# [Stated exercise]
Copy down every line where the string "angle" shows up.

# [Extracts from a graphics dataset]
— Start —

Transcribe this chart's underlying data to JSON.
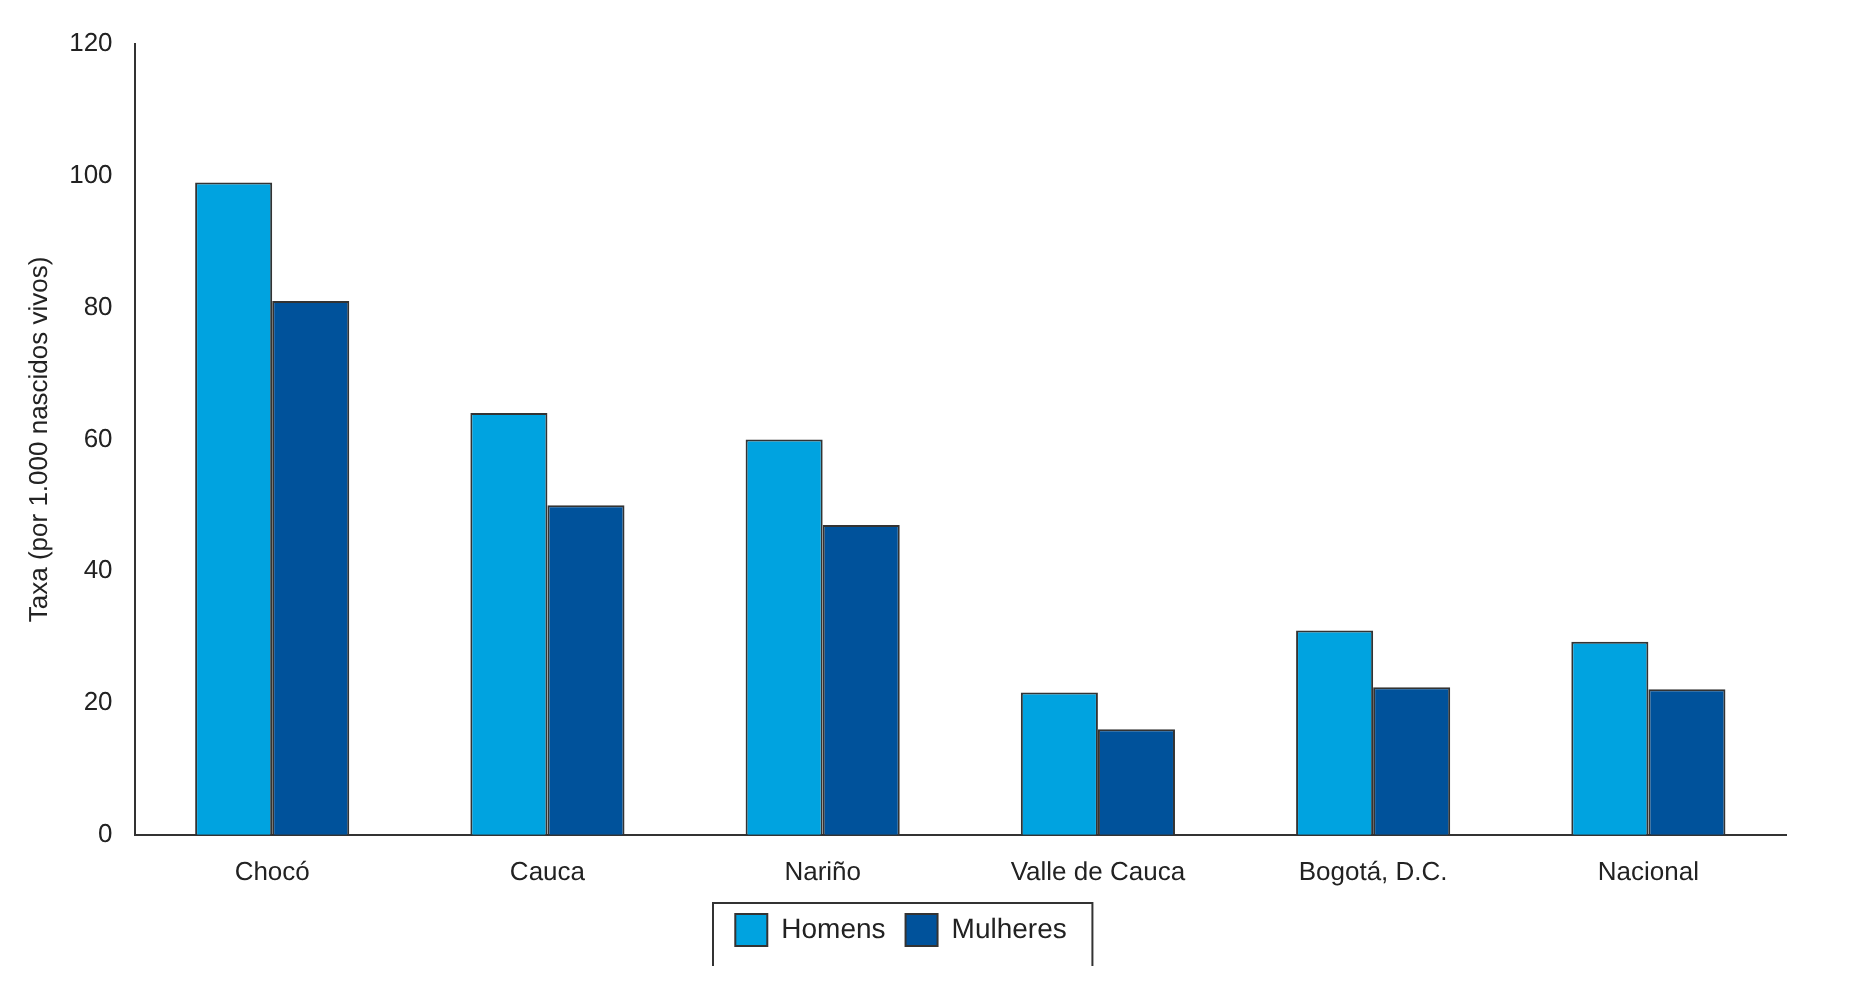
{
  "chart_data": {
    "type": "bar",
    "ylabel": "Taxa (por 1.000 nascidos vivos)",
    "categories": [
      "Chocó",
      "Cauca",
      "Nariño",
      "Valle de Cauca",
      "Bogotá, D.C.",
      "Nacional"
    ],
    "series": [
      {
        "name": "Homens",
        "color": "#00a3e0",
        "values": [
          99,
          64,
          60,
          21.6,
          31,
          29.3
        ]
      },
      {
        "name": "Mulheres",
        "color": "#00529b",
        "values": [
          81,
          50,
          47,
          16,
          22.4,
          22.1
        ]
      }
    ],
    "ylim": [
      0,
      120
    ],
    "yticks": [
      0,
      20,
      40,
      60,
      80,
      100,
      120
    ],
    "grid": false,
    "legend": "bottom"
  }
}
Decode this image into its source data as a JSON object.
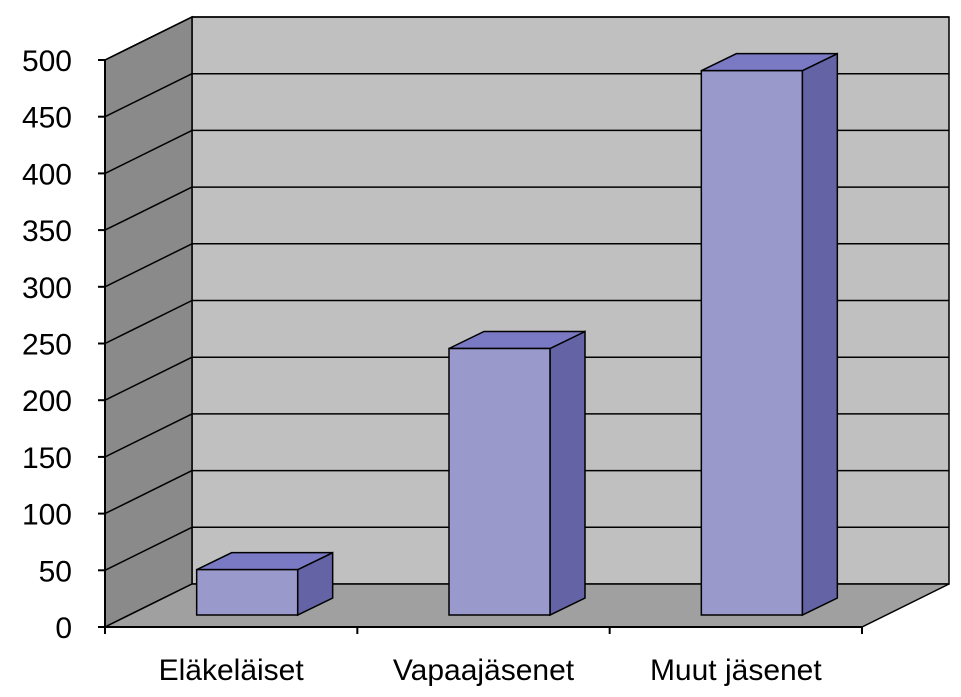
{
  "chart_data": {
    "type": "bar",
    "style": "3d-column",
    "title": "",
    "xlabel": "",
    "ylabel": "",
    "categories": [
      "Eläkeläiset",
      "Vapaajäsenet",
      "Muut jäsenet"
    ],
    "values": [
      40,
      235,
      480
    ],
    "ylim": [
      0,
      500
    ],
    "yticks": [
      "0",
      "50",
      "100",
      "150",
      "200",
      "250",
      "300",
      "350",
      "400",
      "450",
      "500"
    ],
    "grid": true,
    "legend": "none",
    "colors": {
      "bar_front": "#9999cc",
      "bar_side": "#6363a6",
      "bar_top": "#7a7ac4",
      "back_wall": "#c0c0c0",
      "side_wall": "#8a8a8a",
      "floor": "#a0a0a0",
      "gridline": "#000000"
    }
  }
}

— End —
— Start —

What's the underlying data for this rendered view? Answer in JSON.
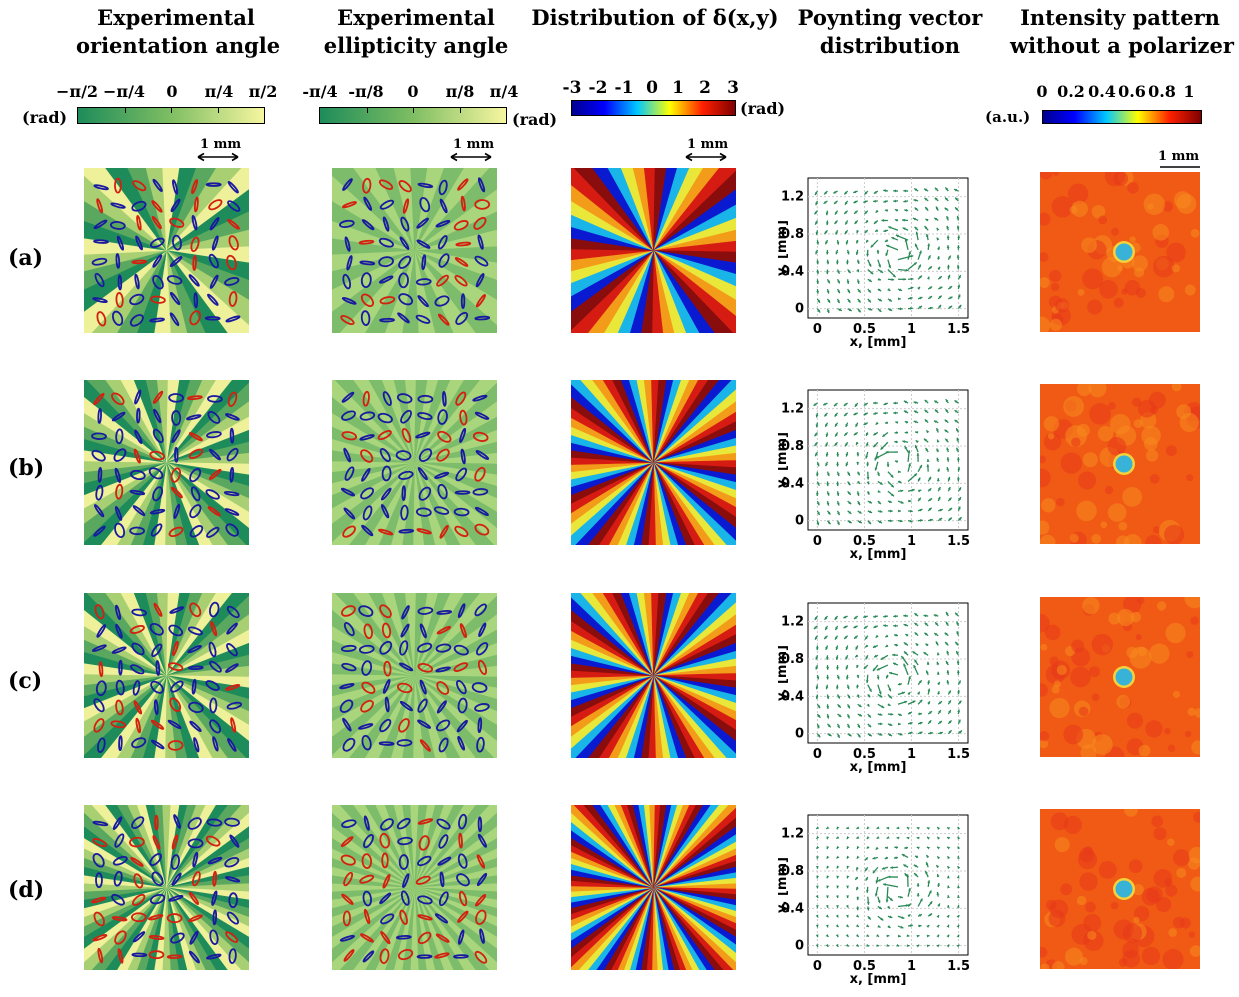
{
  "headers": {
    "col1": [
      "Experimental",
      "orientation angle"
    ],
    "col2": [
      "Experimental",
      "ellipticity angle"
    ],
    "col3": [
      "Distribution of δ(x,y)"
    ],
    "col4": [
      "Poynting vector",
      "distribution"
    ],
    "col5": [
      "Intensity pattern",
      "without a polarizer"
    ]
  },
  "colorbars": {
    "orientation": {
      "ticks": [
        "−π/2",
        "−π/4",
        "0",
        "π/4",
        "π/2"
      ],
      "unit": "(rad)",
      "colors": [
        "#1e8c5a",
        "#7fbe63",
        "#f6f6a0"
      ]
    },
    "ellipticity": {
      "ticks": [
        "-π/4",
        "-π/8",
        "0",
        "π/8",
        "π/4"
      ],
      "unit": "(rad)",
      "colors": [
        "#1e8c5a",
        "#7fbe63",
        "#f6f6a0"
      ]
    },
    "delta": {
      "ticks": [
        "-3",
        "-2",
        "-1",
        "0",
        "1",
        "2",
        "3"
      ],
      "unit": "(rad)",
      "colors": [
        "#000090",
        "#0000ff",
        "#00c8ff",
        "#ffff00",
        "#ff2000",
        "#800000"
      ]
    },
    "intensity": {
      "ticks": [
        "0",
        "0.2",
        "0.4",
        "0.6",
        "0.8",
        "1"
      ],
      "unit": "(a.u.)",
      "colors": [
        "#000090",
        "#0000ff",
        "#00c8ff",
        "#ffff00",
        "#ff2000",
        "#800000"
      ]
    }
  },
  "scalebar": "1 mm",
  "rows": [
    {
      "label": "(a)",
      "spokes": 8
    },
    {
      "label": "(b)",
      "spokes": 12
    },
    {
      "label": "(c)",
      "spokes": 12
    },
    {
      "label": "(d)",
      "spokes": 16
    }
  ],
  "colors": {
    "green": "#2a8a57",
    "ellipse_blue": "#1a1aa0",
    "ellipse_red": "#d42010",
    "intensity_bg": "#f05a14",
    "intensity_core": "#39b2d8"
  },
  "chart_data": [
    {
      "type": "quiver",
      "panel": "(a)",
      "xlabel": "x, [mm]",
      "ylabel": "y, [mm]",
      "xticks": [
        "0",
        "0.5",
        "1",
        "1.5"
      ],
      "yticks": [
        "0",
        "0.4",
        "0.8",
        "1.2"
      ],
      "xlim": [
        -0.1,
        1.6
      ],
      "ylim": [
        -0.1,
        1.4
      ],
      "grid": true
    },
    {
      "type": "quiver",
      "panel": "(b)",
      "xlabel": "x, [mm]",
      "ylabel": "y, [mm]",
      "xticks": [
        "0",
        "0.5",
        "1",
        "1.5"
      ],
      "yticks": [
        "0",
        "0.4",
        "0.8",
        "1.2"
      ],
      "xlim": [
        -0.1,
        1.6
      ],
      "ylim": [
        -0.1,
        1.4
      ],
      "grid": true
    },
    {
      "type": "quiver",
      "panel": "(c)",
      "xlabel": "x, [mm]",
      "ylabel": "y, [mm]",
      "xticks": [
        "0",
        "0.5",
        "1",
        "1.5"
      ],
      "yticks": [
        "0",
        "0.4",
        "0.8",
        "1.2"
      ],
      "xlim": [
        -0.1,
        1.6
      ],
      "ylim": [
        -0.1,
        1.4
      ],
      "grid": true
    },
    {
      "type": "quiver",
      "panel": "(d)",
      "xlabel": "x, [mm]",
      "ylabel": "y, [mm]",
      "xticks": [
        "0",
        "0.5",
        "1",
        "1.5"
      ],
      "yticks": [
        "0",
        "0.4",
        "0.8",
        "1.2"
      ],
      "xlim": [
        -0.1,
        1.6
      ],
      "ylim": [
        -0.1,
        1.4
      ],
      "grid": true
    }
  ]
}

— End —

# [Task answer]
      "orientation angle"
      "ellipticity angle"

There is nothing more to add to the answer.